§ What you will do:
Go through the material and write it all out exactly, minus the pictures.

§ Extracted records:
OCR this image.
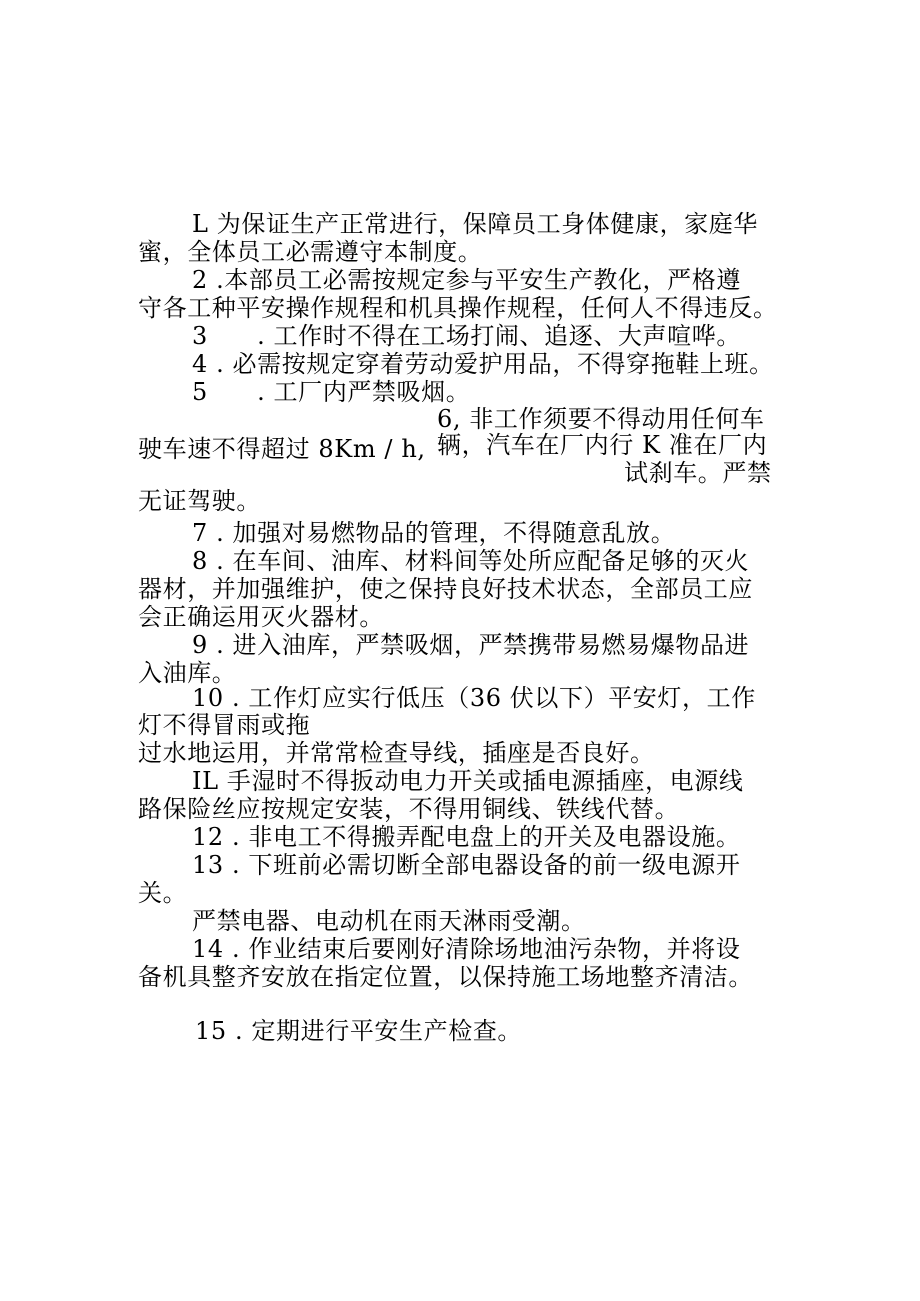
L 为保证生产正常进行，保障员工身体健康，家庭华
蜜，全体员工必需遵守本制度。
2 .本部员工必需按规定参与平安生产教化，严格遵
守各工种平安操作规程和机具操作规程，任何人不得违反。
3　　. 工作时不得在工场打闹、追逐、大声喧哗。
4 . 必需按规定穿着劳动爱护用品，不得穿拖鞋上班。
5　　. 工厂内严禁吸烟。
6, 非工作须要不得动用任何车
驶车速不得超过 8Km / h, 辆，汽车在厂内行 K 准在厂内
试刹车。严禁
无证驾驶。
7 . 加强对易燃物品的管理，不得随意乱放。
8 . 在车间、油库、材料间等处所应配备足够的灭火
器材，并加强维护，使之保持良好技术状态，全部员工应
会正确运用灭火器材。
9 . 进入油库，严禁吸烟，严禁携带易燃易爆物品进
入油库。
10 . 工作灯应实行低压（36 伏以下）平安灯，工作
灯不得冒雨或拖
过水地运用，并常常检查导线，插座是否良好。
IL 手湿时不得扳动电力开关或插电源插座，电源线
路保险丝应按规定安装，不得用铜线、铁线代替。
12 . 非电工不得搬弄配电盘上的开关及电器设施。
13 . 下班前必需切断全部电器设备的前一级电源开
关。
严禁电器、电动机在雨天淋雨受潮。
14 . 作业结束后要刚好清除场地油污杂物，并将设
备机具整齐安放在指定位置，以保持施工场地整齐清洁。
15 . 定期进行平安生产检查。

§ Response below:
OCR this image.
L 为保证生产正常进行，保障员工身体健康，家庭华
蜜，全体员工必需遵守本制度。
2 .本部员工必需按规定参与平安生产教化，严格遵
守各工种平安操作规程和机具操作规程，任何人不得违反。
3　　. 工作时不得在工场打闹、追逐、大声喧哗。
4 . 必需按规定穿着劳动爱护用品，不得穿拖鞋上班。
5　　. 工厂内严禁吸烟。
6, 非工作须要不得动用任何车
驶车速不得超过 8Km / h, 辆，汽车在厂内行 K 准在厂内
试刹车。严禁
无证驾驶。
7 . 加强对易燃物品的管理，不得随意乱放。
8 . 在车间、油库、材料间等处所应配备足够的灭火
器材，并加强维护，使之保持良好技术状态，全部员工应
会正确运用灭火器材。
9 . 进入油库，严禁吸烟，严禁携带易燃易爆物品进
入油库。
10 . 工作灯应实行低压（36 伏以下）平安灯，工作
灯不得冒雨或拖
过水地运用，并常常检查导线，插座是否良好。
IL 手湿时不得扳动电力开关或插电源插座，电源线
路保险丝应按规定安装，不得用铜线、铁线代替。
12 . 非电工不得搬弄配电盘上的开关及电器设施。
13 . 下班前必需切断全部电器设备的前一级电源开
关。
严禁电器、电动机在雨天淋雨受潮。
14 . 作业结束后要刚好清除场地油污杂物，并将设
备机具整齐安放在指定位置，以保持施工场地整齐清洁。
15 . 定期进行平安生产检查。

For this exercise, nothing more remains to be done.